• _DOKUMEN_
Jakarta, Karosatuklik.com – Mahkamah Konstitusi (MK) mengabulkan gugatan perkara Nomor 90/PUU-XXI/2023 yang diajukan seorang mahasiswa dari Solo yang bernama Almas Tsaqibbirru Re A soal batas usia capres-cawapres, Senin (16/10/2023).
Mahkamah yang dipimpin Ketua MK Anwar Usman mengabulkan sebagian permohonan Almas dalam uji UU Pemilu menjadi capres/cawapres minimal 40 tahun atau berpengalaman sebagai kepala daerah baik di tingkat provinsi maupun kabupaten/kota.
Meski demikian, dalam putusan itu ada empat dari sembilan hakim konstitusi yang memiliki pendapat berbeda (dissenting opinion). Salah satunya adalah hakim konstitusi Suhartoyo. Suhartoyo menjadi satu-satunya hakim konstitusi yang berpendapat perkara itu tak disidangkan MK, karena pemohon tak memenuhi syarat kedudukan hukum (legal standing).
Sebelumnya, pada penjelasan kedudukan hukum (legal standing) pemohon yang dilihat dari putusan MK, Almas menyatakan memiliki hak untuk meminta MK menguji materi Pasal 169 huruf q Undang-undang Nomor 7 Tahun 2017 tentang Pemilu yang mengatur batas usia capres/cawapres minimal 40 tahun.
Sebelumnya, MK juga telah menggelar sidang pemeriksaan pendahuluan untuk Nomor Perkara 90/PUU-XXI/2023 ini di Gedung MKRI, Jakarta, Selasa (5/9) hari ini. Almas hadir bersama kuasa hukumnya secara daring.
Pada sidang pemeriksaan itu, Pemohon memaparkan kedudukan hukumnya untuk mengajukan permohonannya terkait batas usia minimal capres-cawapres. Ia juga sempat menyinggung Gibran yang menjadi sosok idolanya.
Lantas, apa saja pertimbangan Hakim MK untuk mengabulkan menyidangkan permohonan Almas yang hasilnya kemudian mengabulkan gugatan tersebut?
Legal standing Almas dan mengidolakan Gibran
Almas menyatakan dirinya memiliki hak konstitusional untuk menguji pasal itu karena merujuk pada Pasal 51 ayat 1 UU MK. Almas juga mengungkapkan dirinya memiliki hak konstitusional yang sama untuk memilih dan/atau dipilih sebagai calon Presiden serta calon Wakil Presiden.
“Pemohon adalah Warga Negara Indonesia yang dibuktikan dengan Kepemilikan Kartu Tanda Penduduk, pekerjaan Mahasiswa, saat ini sedang menempuh study di Fakultas Hukum Universitas Surakarta (UNSA) dan bercita-cita ingin menjadi Presiden atau Wakil Presiden,” demikian dikutip dari putusan Nomor 90/PUU-XXI/2023 yang diunduh dari situs MK.
Ia lalu membeberkan daftar 10 nama kepala daerah yang berusia muda–di bawah usia 40 tahun di Indonesia saat ini. Secara spesifik, untuk kepala daerah muda kesebelas yang disebutnya, pemohon secara spesifik mengaku mengidolakan Wali Kota Solo Gibran Rakabuming raka.

• _PETUNJUK 1_
Terjemahkan ke dalam bahasa Inggris kalimat dari dokumen tentang putusan batas usia capres-cawapres ini: "Meski demikian, dalam putusan itu ada empat dari sembilan hakim konstitusi yang memiliki pendapat berbeda (dissenting opinion)."
• _PETUNJUK 2_
Salin tanpa perubahan bagian dokumen di atas, dimulai dari "Sebelumnya, pada penjelasan" dan diakhiri dengan "minimal 40 tahun.".

• _CUPLIKAN DATA_
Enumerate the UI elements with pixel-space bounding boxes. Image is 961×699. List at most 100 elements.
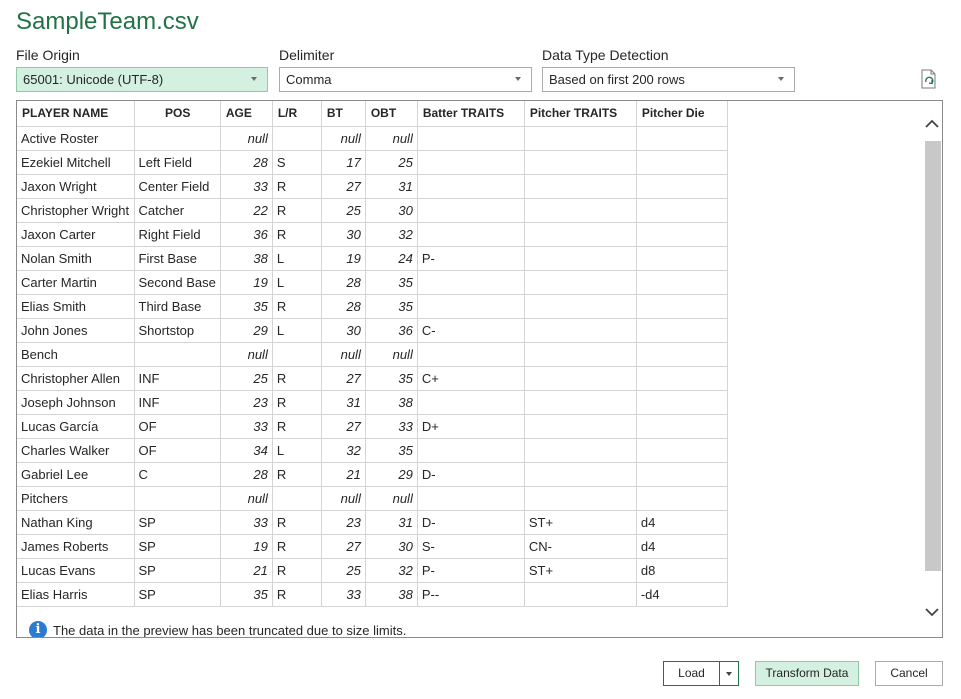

• _JAWABAN LENGKAP 1_
Even so, in that ruling four of the nine constitutional judges held differing opinions (dissenting opinion).

• _JAWABAN LENGKAP 2_
Sebelumnya, pada penjelasan kedudukan hukum (legal standing) pemohon yang dilihat dari putusan MK, Almas menyatakan memiliki hak untuk meminta MK menguji materi Pasal 169 huruf q Undang-undang Nomor 7 Tahun 2017 tentang Pemilu yang mengatur batas usia capres/cawapres minimal 40 tahun.